### Job
Locate every line below that contains the word "Housing" and copy it.
>> start Dataset excerpts
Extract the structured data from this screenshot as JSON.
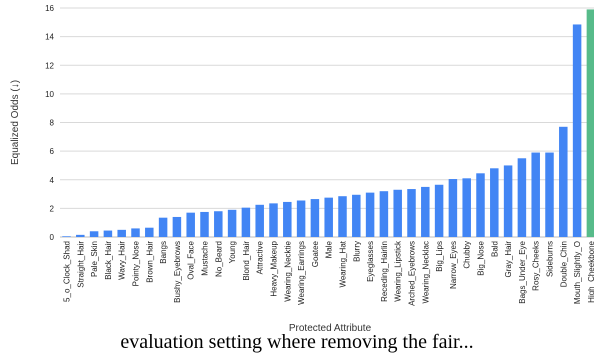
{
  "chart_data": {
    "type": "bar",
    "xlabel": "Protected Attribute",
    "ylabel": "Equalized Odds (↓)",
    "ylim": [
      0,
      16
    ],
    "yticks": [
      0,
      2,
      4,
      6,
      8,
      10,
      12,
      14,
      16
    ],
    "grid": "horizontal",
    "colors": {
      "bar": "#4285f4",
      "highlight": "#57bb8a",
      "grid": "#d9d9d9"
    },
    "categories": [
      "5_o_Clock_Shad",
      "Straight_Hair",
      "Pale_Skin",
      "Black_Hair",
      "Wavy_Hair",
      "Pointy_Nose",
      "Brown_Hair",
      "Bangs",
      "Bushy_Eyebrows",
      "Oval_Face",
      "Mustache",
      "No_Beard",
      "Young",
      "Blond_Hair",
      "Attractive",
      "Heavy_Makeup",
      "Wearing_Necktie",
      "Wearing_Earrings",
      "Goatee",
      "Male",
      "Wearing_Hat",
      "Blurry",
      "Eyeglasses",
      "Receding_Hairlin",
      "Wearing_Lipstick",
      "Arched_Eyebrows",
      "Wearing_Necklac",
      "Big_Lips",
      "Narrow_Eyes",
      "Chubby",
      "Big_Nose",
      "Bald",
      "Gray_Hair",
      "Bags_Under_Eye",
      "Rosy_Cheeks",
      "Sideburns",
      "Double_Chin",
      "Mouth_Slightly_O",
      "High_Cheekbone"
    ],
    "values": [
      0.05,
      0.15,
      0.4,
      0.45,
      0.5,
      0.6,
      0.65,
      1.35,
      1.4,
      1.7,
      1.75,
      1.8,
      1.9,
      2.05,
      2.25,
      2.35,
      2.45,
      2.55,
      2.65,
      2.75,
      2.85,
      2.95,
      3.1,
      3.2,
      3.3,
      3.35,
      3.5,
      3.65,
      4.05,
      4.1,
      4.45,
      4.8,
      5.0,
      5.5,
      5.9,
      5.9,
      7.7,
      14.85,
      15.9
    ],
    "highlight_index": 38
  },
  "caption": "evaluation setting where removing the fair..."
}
>> end Dataset excerpts
>> start Dataset excerpts
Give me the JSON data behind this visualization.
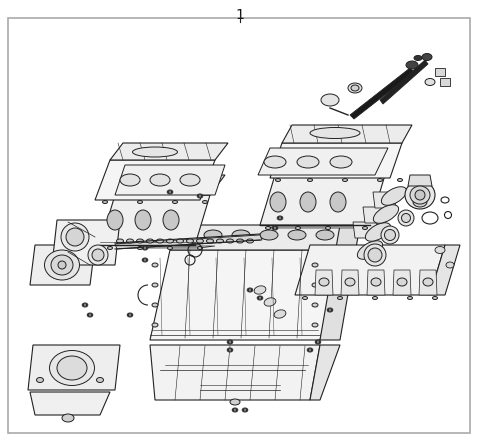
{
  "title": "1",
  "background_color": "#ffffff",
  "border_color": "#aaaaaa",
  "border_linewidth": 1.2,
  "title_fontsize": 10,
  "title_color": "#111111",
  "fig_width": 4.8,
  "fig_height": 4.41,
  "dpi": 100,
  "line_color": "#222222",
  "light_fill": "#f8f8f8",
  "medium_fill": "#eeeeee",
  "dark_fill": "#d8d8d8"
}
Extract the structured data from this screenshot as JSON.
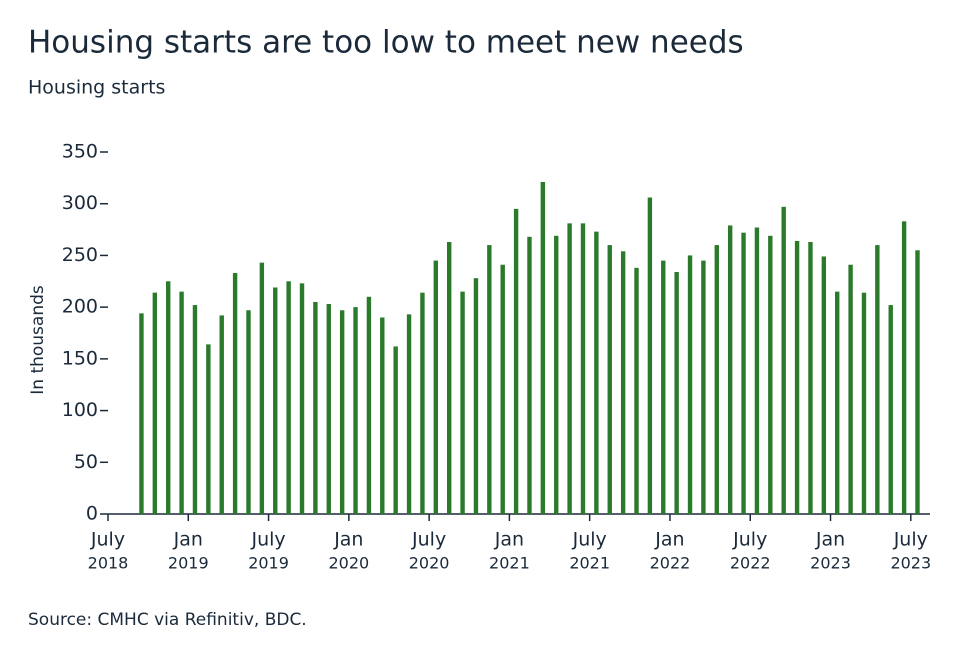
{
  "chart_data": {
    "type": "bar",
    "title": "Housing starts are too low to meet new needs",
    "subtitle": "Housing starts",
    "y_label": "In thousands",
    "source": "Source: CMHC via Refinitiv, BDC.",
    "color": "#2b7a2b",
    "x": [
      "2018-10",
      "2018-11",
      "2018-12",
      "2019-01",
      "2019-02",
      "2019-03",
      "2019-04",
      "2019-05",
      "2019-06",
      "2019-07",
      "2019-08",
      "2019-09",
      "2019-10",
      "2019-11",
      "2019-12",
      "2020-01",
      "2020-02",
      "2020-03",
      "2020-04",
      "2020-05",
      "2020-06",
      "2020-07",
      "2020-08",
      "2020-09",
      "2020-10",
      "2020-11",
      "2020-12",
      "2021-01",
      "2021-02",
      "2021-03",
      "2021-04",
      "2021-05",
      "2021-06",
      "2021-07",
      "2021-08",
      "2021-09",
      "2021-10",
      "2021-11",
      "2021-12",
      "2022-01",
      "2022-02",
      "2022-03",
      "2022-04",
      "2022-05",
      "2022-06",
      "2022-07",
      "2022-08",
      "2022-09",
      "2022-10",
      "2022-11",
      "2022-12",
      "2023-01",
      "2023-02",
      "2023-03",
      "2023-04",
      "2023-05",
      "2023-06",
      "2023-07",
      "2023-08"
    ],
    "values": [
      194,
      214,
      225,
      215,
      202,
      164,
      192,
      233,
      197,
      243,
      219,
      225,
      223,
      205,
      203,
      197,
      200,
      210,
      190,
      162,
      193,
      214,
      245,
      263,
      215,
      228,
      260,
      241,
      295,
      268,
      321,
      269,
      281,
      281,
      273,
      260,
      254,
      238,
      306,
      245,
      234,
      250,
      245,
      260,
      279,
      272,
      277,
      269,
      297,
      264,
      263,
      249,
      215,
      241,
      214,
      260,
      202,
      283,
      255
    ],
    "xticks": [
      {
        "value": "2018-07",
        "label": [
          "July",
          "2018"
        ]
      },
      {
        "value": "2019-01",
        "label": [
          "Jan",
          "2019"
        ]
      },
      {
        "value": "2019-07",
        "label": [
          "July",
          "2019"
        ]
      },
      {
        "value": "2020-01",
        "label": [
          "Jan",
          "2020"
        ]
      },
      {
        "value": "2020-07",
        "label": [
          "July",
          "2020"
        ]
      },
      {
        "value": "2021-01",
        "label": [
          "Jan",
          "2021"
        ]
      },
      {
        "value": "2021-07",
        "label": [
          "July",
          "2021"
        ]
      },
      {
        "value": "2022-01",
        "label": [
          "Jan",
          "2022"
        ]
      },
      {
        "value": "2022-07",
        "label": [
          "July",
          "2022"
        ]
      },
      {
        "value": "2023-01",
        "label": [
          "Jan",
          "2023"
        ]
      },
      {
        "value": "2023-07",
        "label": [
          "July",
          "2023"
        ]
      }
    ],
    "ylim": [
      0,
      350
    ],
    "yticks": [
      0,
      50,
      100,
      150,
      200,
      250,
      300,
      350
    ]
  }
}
>> end Dataset excerpts
### Exercise response
    "title": "Housing starts are too low to meet new needs",
    "subtitle": "Housing starts",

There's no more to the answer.